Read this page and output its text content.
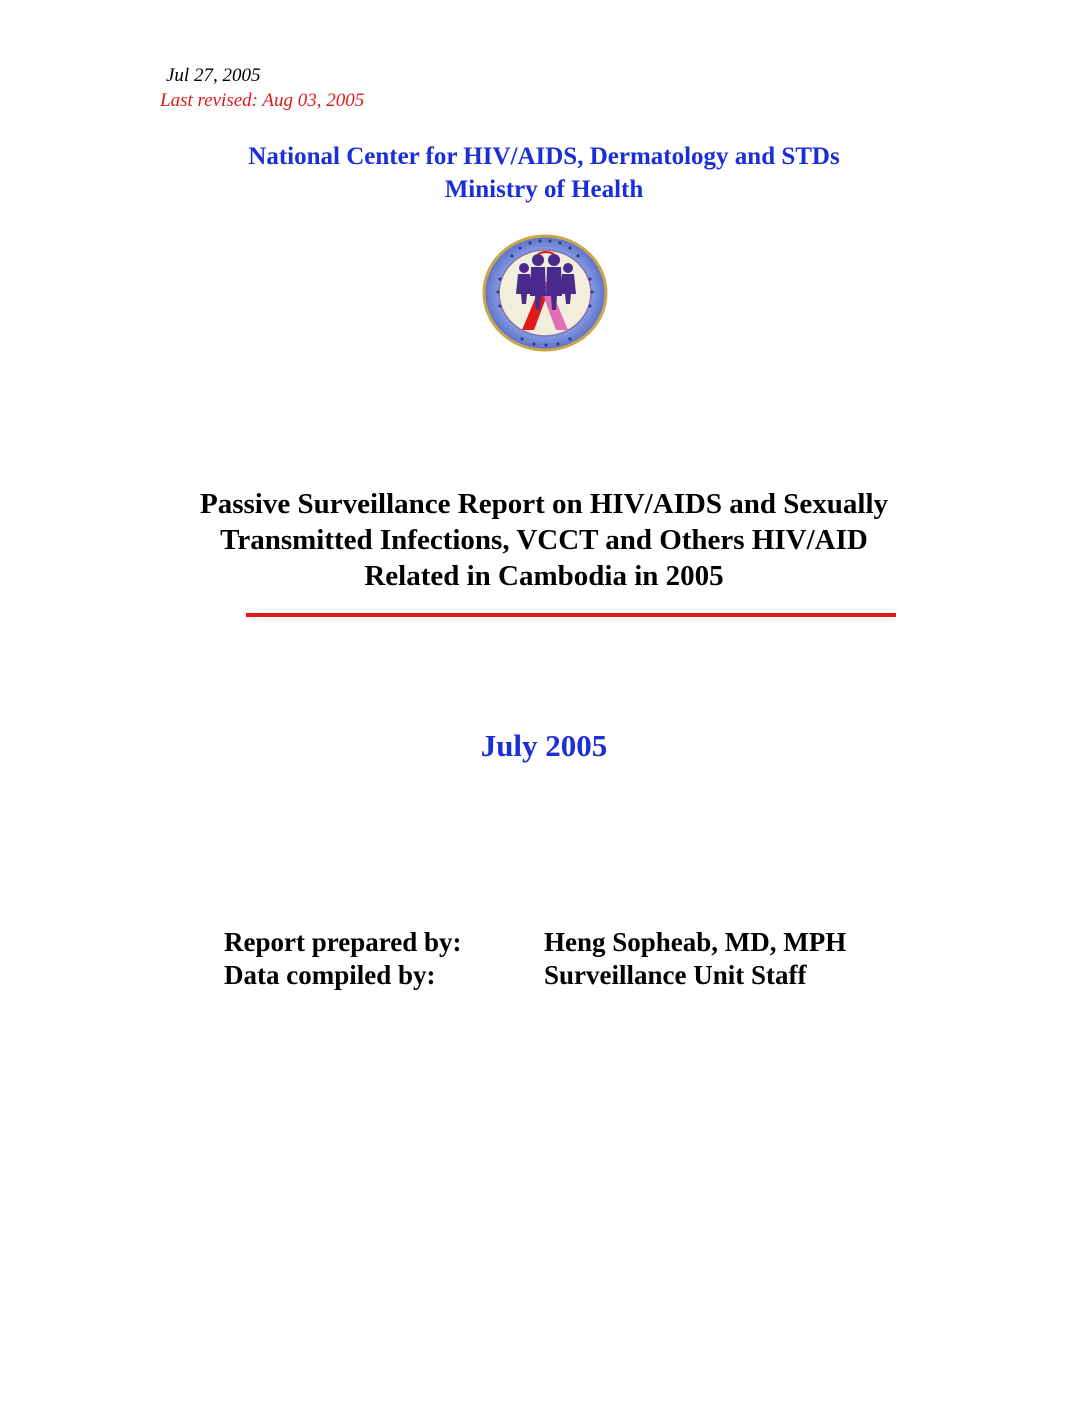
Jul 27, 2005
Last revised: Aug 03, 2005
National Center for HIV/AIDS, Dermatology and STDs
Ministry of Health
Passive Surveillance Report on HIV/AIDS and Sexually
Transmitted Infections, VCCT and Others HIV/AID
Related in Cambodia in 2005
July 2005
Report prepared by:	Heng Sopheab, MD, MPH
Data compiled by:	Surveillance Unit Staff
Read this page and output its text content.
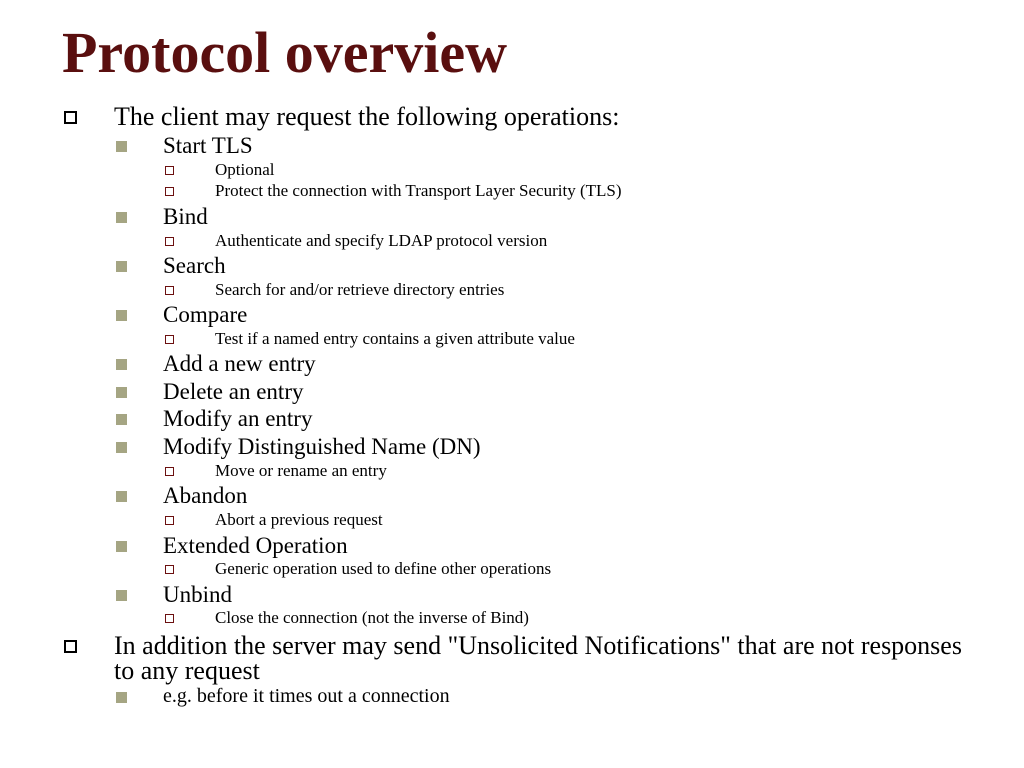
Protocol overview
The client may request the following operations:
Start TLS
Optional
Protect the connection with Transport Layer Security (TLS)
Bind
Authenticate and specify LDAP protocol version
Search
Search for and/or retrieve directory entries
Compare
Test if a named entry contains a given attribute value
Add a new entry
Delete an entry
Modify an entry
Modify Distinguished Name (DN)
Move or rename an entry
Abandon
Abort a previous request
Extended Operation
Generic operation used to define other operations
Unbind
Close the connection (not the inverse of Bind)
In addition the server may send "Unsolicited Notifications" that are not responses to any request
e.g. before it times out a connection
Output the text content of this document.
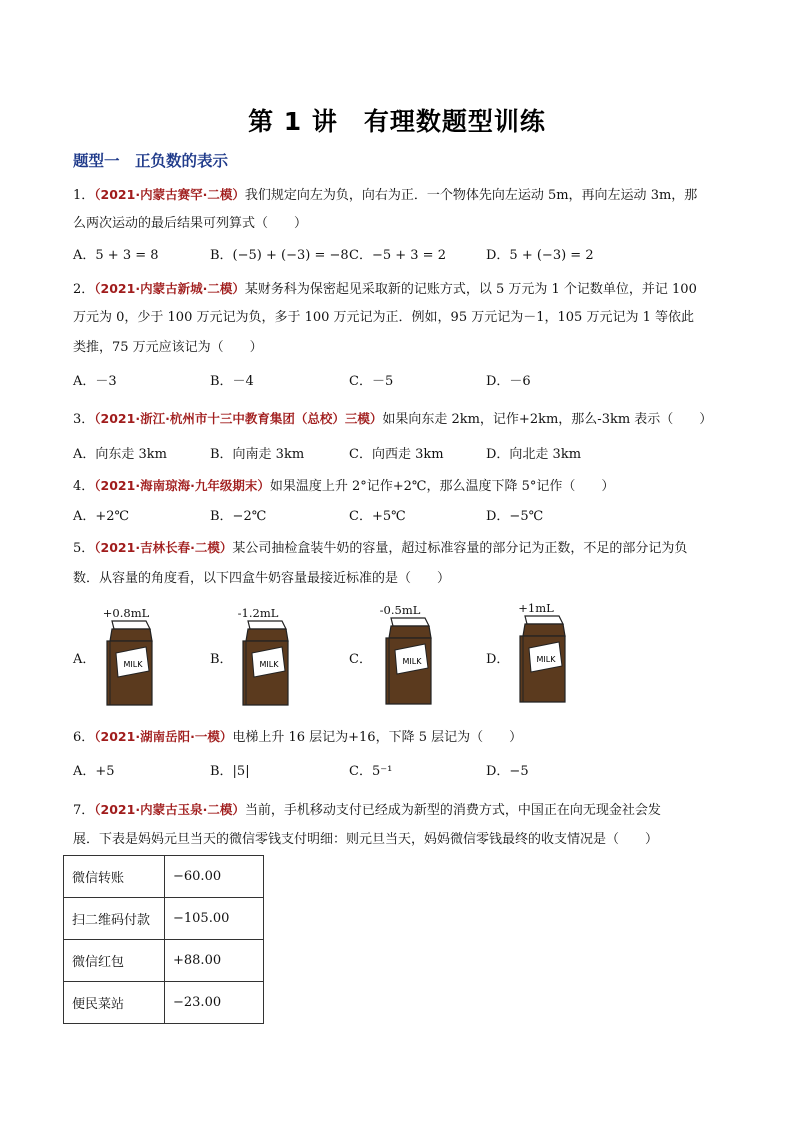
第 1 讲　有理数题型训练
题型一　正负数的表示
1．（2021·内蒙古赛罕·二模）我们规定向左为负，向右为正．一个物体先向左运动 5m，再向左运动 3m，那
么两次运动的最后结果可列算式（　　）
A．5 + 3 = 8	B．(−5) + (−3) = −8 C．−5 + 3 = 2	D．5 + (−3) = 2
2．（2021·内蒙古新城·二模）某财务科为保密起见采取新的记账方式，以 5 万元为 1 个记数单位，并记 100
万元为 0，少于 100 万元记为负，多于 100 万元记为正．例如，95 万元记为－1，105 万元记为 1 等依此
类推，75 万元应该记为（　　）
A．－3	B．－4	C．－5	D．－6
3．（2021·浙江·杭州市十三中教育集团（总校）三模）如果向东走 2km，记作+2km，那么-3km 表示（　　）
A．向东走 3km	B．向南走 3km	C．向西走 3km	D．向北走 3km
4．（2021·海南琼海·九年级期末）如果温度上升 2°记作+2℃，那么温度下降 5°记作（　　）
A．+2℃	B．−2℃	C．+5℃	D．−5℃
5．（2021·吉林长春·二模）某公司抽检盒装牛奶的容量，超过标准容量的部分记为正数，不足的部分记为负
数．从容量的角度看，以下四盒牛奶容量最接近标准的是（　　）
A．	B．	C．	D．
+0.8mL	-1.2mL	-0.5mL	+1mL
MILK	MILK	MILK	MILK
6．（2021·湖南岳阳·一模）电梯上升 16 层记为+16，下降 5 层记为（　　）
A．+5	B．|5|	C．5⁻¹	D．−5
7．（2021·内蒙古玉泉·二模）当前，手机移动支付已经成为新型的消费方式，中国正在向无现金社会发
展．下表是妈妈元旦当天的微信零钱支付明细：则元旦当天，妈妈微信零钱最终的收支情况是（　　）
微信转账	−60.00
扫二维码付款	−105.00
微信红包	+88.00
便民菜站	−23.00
········
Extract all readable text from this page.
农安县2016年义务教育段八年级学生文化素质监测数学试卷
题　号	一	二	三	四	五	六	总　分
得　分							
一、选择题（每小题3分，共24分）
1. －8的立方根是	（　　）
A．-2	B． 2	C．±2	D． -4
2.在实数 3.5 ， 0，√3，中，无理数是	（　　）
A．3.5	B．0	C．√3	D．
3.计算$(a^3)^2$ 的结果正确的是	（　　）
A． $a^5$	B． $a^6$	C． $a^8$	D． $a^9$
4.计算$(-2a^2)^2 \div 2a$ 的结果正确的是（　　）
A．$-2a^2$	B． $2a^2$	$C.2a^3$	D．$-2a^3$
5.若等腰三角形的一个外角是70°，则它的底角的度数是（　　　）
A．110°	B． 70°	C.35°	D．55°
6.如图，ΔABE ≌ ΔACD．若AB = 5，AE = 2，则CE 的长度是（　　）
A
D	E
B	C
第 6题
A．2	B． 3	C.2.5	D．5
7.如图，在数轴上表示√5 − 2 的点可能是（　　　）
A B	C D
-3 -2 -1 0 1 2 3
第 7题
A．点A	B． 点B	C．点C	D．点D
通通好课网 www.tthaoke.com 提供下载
········
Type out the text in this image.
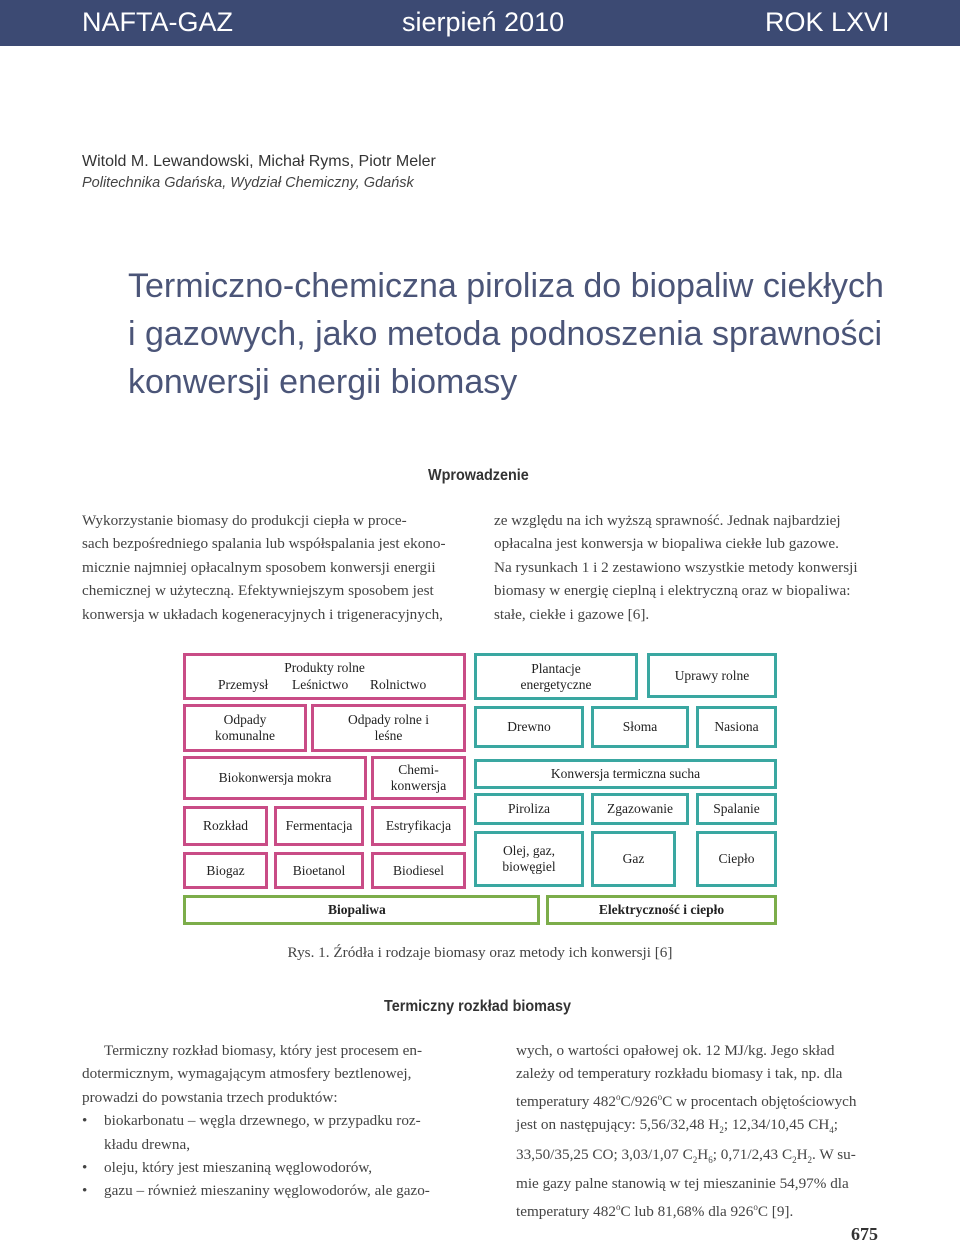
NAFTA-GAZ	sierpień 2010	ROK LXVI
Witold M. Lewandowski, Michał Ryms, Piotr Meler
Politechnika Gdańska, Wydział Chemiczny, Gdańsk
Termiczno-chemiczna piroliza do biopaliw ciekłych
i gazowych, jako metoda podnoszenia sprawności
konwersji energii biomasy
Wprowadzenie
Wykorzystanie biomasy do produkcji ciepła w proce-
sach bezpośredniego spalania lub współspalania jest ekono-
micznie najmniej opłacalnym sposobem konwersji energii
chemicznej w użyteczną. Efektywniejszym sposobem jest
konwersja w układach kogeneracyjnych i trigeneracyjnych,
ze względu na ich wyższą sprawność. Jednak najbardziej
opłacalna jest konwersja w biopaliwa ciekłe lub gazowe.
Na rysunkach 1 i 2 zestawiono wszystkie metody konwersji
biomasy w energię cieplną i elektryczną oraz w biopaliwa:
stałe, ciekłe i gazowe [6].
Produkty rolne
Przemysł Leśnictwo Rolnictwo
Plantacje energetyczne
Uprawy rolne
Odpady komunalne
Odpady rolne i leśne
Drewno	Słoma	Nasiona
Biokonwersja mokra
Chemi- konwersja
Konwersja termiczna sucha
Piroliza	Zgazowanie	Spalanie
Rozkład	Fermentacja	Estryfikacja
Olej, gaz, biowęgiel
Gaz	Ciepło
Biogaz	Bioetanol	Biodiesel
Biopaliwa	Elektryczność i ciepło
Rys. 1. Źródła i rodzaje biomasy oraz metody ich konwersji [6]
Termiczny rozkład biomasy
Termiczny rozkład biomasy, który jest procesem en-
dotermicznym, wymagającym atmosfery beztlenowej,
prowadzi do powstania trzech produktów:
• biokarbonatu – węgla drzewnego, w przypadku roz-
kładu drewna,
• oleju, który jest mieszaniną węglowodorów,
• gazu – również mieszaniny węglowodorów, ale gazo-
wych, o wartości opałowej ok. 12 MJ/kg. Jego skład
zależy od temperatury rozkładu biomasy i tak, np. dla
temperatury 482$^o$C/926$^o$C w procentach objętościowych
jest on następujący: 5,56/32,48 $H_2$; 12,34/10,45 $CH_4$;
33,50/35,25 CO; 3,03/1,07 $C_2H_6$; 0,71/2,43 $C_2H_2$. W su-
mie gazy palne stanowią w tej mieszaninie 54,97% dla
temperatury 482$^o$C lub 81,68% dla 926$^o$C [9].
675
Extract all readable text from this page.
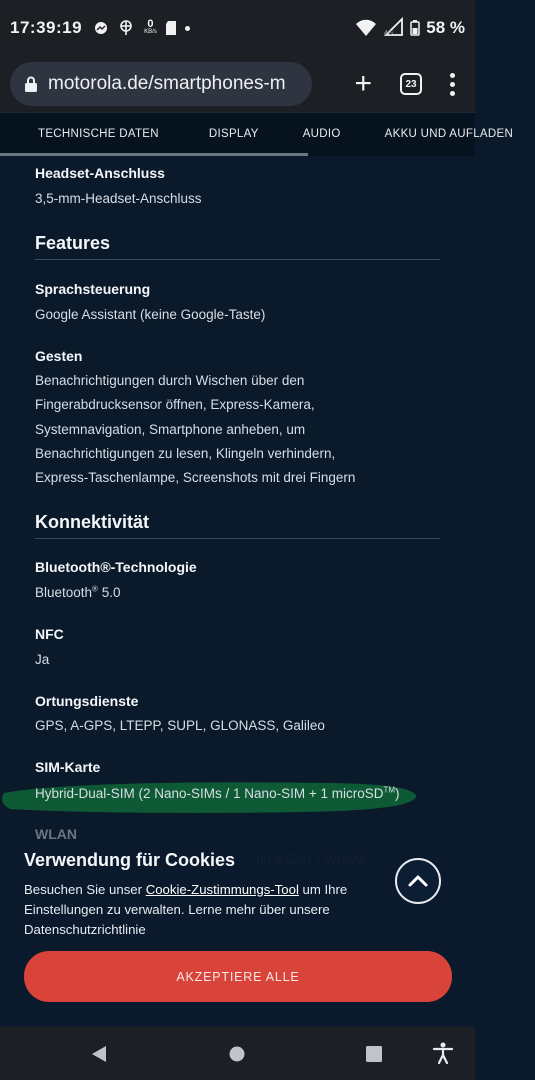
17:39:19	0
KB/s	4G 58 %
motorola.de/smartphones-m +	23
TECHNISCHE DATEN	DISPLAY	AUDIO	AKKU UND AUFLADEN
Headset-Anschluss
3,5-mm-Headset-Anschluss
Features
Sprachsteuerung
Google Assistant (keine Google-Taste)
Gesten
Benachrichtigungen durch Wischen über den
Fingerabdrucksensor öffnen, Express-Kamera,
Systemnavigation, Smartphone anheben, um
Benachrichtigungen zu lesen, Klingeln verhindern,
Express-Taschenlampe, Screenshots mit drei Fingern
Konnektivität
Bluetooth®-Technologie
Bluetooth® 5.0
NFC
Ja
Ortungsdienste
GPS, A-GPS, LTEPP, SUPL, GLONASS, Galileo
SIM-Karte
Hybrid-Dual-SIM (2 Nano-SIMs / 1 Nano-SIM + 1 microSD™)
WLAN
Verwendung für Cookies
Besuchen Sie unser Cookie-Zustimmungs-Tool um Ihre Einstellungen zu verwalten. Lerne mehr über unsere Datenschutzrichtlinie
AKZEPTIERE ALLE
········
TASK OBJECTIVE = Of the lines above, how many contain the string "energii"? Only the number is required.

REPLY TO THE EXERCISE = 2